DIRECTIONS FOR THIS TASK -
In the records below, tally every line containing "content". Report only the total.

Saved data entries
────────

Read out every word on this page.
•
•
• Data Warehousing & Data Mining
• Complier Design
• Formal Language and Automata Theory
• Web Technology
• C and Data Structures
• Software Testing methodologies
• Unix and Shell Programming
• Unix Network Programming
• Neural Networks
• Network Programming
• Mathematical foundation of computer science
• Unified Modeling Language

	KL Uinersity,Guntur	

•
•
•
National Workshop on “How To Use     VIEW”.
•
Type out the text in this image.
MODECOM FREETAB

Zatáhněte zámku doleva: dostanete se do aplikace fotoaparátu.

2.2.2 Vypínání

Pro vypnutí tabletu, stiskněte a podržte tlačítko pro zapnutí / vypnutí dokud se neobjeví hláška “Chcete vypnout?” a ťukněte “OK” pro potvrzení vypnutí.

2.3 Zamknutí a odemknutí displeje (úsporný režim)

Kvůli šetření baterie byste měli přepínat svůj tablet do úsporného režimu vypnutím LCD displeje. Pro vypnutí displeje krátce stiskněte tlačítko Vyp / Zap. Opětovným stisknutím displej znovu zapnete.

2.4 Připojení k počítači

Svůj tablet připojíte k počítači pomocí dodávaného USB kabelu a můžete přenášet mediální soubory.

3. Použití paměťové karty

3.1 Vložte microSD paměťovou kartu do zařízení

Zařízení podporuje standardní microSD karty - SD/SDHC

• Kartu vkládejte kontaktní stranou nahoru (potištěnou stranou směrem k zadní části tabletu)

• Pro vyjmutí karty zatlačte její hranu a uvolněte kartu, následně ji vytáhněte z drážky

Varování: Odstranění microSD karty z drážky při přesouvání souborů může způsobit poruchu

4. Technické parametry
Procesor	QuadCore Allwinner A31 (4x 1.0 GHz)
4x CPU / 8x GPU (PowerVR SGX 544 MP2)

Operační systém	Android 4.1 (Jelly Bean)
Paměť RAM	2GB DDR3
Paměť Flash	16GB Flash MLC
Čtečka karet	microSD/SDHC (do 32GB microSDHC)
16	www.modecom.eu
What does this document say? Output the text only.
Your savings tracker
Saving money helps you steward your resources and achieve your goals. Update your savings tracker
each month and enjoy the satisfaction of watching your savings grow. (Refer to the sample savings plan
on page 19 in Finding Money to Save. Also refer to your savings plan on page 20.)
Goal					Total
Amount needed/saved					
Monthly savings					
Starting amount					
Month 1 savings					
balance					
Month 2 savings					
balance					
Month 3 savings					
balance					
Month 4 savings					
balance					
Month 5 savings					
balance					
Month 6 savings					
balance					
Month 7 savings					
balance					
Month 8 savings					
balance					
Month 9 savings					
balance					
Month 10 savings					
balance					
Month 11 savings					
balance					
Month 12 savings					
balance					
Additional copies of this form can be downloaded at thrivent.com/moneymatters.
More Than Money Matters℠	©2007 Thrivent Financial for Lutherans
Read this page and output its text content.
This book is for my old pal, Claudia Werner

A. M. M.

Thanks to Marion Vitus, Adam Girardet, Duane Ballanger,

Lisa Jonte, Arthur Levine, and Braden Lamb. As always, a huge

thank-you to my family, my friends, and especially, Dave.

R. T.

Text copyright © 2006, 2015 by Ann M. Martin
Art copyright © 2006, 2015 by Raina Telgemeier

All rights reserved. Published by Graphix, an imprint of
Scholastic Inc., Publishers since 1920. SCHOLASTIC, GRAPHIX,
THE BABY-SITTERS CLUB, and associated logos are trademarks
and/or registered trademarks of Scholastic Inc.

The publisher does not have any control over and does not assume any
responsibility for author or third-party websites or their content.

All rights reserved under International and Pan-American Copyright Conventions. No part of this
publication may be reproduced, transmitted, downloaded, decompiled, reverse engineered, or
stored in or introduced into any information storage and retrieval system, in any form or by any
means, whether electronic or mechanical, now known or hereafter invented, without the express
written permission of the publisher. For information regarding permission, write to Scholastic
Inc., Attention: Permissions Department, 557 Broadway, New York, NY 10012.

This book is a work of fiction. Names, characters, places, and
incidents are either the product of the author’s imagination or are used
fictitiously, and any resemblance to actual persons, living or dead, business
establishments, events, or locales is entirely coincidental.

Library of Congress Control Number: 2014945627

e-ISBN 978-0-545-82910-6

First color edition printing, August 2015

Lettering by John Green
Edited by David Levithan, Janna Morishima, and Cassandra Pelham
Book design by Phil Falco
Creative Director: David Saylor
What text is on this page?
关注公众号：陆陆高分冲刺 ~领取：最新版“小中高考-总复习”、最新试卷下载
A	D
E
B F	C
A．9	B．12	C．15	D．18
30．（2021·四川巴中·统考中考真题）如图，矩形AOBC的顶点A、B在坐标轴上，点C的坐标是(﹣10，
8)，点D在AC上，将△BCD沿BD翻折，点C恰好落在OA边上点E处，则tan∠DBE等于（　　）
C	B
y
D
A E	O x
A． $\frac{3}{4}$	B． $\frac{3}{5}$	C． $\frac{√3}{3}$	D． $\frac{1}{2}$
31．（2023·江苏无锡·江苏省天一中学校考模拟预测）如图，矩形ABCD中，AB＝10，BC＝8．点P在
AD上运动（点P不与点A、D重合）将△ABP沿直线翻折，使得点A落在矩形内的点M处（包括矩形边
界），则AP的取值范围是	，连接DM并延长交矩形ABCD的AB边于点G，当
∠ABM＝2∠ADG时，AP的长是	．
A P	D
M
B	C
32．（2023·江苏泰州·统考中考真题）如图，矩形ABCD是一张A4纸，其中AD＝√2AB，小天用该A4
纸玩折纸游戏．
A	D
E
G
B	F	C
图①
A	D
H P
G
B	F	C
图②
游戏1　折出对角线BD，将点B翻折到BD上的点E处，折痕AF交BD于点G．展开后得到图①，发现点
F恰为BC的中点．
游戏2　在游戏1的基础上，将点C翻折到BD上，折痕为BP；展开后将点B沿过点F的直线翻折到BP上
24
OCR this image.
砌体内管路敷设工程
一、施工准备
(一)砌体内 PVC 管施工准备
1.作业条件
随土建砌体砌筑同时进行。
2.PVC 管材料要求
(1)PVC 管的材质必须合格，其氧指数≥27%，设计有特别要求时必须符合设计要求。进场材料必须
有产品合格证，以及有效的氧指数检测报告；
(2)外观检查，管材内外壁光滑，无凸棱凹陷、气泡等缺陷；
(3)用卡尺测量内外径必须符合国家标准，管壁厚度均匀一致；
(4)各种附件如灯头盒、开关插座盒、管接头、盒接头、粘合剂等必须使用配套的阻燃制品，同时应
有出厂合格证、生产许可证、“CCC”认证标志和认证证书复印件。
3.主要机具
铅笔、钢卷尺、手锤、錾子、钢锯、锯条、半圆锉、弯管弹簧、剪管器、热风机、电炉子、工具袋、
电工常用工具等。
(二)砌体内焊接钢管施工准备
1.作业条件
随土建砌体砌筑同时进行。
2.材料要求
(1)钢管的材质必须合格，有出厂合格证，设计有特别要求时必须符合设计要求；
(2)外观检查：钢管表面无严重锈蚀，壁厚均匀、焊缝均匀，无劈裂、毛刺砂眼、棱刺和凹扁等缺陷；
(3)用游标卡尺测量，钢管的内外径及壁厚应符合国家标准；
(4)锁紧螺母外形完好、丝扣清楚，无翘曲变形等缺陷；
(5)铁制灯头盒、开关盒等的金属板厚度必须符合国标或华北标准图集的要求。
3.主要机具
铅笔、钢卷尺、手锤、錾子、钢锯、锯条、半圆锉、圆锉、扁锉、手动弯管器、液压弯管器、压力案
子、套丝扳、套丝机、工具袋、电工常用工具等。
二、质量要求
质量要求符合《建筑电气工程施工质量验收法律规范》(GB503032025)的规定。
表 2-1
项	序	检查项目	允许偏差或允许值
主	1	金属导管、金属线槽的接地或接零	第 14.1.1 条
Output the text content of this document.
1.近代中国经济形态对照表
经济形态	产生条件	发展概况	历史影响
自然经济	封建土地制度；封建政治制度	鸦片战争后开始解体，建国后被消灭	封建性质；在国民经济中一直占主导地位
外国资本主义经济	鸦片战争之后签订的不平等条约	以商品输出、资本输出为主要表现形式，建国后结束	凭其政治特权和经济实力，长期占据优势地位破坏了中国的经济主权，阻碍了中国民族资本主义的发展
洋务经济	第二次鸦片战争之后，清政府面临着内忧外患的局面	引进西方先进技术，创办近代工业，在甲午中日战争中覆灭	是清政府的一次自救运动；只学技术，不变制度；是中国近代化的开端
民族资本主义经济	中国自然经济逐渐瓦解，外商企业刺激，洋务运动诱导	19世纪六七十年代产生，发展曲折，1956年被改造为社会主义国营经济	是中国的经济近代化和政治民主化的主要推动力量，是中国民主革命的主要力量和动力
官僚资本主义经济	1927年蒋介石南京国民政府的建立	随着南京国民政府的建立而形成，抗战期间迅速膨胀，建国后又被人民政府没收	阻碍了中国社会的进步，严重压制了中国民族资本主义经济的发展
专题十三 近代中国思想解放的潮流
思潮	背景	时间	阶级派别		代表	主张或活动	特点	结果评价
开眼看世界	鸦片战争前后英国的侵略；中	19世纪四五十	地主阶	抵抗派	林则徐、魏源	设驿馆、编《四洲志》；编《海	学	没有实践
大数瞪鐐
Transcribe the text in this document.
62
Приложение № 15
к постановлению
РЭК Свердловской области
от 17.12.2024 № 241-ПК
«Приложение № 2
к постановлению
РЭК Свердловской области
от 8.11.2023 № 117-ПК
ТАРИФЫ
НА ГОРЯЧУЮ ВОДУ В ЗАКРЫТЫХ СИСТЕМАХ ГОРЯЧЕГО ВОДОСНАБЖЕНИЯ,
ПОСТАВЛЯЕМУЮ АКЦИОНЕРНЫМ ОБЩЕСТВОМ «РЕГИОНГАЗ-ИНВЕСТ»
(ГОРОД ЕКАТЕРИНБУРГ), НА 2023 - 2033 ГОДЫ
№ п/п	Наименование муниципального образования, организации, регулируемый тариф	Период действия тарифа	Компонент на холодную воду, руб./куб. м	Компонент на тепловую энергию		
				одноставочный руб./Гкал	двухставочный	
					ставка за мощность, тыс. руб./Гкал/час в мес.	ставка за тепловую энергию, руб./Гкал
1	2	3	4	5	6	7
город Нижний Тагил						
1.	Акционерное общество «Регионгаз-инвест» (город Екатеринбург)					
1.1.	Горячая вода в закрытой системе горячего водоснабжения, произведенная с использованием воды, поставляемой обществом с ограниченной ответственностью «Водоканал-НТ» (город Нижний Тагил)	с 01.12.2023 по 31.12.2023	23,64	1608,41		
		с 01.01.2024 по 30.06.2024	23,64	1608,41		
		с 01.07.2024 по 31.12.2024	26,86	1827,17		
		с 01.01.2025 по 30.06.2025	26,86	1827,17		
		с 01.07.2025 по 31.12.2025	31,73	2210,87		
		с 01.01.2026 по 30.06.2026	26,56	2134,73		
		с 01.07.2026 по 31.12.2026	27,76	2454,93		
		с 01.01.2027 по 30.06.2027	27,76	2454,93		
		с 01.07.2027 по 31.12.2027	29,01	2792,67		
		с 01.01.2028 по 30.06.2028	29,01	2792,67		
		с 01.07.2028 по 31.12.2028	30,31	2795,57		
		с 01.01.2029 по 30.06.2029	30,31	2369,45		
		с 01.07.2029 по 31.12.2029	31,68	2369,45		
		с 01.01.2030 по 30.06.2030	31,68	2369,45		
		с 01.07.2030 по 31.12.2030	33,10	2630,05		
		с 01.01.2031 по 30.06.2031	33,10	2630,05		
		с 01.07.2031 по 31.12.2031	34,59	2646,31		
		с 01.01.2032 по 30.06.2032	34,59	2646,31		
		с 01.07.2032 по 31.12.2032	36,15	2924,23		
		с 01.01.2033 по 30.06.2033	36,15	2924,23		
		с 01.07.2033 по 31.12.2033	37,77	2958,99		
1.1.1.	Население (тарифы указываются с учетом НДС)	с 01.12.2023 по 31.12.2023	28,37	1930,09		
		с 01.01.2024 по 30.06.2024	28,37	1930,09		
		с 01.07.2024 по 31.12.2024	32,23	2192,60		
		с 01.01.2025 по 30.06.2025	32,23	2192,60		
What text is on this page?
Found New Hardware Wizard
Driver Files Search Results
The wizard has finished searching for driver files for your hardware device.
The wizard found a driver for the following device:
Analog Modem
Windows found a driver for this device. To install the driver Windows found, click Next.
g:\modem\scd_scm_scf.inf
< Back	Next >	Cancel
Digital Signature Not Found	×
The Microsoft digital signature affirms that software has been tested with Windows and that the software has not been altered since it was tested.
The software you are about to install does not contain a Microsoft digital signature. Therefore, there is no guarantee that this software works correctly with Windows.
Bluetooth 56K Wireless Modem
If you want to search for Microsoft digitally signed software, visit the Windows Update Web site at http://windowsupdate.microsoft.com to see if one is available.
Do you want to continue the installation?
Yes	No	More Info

────────

CORRECT ANSWER -
3